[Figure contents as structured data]
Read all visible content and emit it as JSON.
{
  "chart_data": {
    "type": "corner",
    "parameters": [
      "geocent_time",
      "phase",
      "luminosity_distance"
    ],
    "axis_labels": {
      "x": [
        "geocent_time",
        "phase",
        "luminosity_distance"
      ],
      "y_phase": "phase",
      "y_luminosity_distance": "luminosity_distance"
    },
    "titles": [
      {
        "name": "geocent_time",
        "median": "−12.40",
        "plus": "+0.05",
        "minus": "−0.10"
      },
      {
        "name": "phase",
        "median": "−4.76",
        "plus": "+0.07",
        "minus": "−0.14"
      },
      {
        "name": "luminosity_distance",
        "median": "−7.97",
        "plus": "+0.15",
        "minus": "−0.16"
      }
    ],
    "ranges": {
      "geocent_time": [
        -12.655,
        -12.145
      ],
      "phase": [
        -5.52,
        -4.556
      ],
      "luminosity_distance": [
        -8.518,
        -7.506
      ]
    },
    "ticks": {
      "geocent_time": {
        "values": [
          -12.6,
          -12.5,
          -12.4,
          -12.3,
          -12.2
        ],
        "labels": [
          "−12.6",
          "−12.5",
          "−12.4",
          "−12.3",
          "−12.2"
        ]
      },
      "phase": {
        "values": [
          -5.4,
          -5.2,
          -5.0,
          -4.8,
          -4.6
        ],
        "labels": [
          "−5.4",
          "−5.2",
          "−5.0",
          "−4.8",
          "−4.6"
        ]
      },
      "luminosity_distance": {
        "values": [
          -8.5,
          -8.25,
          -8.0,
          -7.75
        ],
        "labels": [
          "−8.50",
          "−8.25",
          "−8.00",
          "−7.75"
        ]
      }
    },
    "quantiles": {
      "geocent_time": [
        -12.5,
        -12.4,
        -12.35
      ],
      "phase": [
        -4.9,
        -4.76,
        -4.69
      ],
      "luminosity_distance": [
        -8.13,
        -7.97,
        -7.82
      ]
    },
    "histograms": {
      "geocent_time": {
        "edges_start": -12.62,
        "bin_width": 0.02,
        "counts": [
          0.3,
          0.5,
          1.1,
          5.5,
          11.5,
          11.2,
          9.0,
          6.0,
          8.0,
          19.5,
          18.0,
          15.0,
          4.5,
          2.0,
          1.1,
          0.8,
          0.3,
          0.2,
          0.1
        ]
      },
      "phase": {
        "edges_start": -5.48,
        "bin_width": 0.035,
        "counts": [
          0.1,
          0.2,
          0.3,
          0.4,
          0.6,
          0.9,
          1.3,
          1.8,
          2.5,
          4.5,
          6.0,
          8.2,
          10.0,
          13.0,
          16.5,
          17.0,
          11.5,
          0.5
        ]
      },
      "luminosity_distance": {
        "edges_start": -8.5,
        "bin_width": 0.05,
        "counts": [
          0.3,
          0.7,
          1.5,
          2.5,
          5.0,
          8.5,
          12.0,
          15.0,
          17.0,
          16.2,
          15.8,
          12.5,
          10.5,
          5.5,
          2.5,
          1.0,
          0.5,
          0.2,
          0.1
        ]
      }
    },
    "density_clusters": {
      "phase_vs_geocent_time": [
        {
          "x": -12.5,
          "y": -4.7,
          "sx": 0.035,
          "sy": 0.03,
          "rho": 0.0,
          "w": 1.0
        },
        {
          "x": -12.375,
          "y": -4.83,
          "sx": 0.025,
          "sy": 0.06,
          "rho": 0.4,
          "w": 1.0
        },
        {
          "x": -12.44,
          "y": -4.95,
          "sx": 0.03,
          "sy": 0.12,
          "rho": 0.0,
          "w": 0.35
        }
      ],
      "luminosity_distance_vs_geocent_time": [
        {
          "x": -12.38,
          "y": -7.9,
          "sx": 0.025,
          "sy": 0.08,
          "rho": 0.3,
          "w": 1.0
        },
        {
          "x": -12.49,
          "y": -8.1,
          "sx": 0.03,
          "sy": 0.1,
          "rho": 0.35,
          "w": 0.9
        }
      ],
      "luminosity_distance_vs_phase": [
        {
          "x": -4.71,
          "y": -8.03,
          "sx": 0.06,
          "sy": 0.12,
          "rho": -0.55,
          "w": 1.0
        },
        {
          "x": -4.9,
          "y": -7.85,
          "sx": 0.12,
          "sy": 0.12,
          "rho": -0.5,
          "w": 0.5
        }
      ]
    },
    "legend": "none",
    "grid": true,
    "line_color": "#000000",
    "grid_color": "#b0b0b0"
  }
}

• Work to do:
Write down the full listing again, exactly.

• Reply to the task:
Read all visible content and emit it as JSON.
{
  "chart_data": {
    "type": "corner",
    "parameters": [
      "geocent_time",
      "phase",
      "luminosity_distance"
    ],
    "axis_labels": {
      "x": [
        "geocent_time",
        "phase",
        "luminosity_distance"
      ],
      "y_phase": "phase",
      "y_luminosity_distance": "luminosity_distance"
    },
    "titles": [
      {
        "name": "geocent_time",
        "median": "−12.40",
        "plus": "+0.05",
        "minus": "−0.10"
      },
      {
        "name": "phase",
        "median": "−4.76",
        "plus": "+0.07",
        "minus": "−0.14"
      },
      {
        "name": "luminosity_distance",
        "median": "−7.97",
        "plus": "+0.15",
        "minus": "−0.16"
      }
    ],
    "ranges": {
      "geocent_time": [
        -12.655,
        -12.145
      ],
      "phase": [
        -5.52,
        -4.556
      ],
      "luminosity_distance": [
        -8.518,
        -7.506
      ]
    },
    "ticks": {
      "geocent_time": {
        "values": [
          -12.6,
          -12.5,
          -12.4,
          -12.3,
          -12.2
        ],
        "labels": [
          "−12.6",
          "−12.5",
          "−12.4",
          "−12.3",
          "−12.2"
        ]
      },
      "phase": {
        "values": [
          -5.4,
          -5.2,
          -5.0,
          -4.8,
          -4.6
        ],
        "labels": [
          "−5.4",
          "−5.2",
          "−5.0",
          "−4.8",
          "−4.6"
        ]
      },
      "luminosity_distance": {
        "values": [
          -8.5,
          -8.25,
          -8.0,
          -7.75
        ],
        "labels": [
          "−8.50",
          "−8.25",
          "−8.00",
          "−7.75"
        ]
      }
    },
    "quantiles": {
      "geocent_time": [
        -12.5,
        -12.4,
        -12.35
      ],
      "phase": [
        -4.9,
        -4.76,
        -4.69
      ],
      "luminosity_distance": [
        -8.13,
        -7.97,
        -7.82
      ]
    },
    "histograms": {
      "geocent_time": {
        "edges_start": -12.62,
        "bin_width": 0.02,
        "counts": [
          0.3,
          0.5,
          1.1,
          5.5,
          11.5,
          11.2,
          9.0,
          6.0,
          8.0,
          19.5,
          18.0,
          15.0,
          4.5,
          2.0,
          1.1,
          0.8,
          0.3,
          0.2,
          0.1
        ]
      },
      "phase": {
        "edges_start": -5.48,
        "bin_width": 0.035,
        "counts": [
          0.1,
          0.2,
          0.3,
          0.4,
          0.6,
          0.9,
          1.3,
          1.8,
          2.5,
          4.5,
          6.0,
          8.2,
          10.0,
          13.0,
          16.5,
          17.0,
          11.5,
          0.5
        ]
      },
      "luminosity_distance": {
        "edges_start": -8.5,
        "bin_width": 0.05,
        "counts": [
          0.3,
          0.7,
          1.5,
          2.5,
          5.0,
          8.5,
          12.0,
          15.0,
          17.0,
          16.2,
          15.8,
          12.5,
          10.5,
          5.5,
          2.5,
          1.0,
          0.5,
          0.2,
          0.1
        ]
      }
    },
    "density_clusters": {
      "phase_vs_geocent_time": [
        {
          "x": -12.5,
          "y": -4.7,
          "sx": 0.035,
          "sy": 0.03,
          "rho": 0.0,
          "w": 1.0
        },
        {
          "x": -12.375,
          "y": -4.83,
          "sx": 0.025,
          "sy": 0.06,
          "rho": 0.4,
          "w": 1.0
        },
        {
          "x": -12.44,
          "y": -4.95,
          "sx": 0.03,
          "sy": 0.12,
          "rho": 0.0,
          "w": 0.35
        }
      ],
      "luminosity_distance_vs_geocent_time": [
        {
          "x": -12.38,
          "y": -7.9,
          "sx": 0.025,
          "sy": 0.08,
          "rho": 0.3,
          "w": 1.0
        },
        {
          "x": -12.49,
          "y": -8.1,
          "sx": 0.03,
          "sy": 0.1,
          "rho": 0.35,
          "w": 0.9
        }
      ],
      "luminosity_distance_vs_phase": [
        {
          "x": -4.71,
          "y": -8.03,
          "sx": 0.06,
          "sy": 0.12,
          "rho": -0.55,
          "w": 1.0
        },
        {
          "x": -4.9,
          "y": -7.85,
          "sx": 0.12,
          "sy": 0.12,
          "rho": -0.5,
          "w": 0.5
        }
      ]
    },
    "legend": "none",
    "grid": true,
    "line_color": "#000000",
    "grid_color": "#b0b0b0"
  }
}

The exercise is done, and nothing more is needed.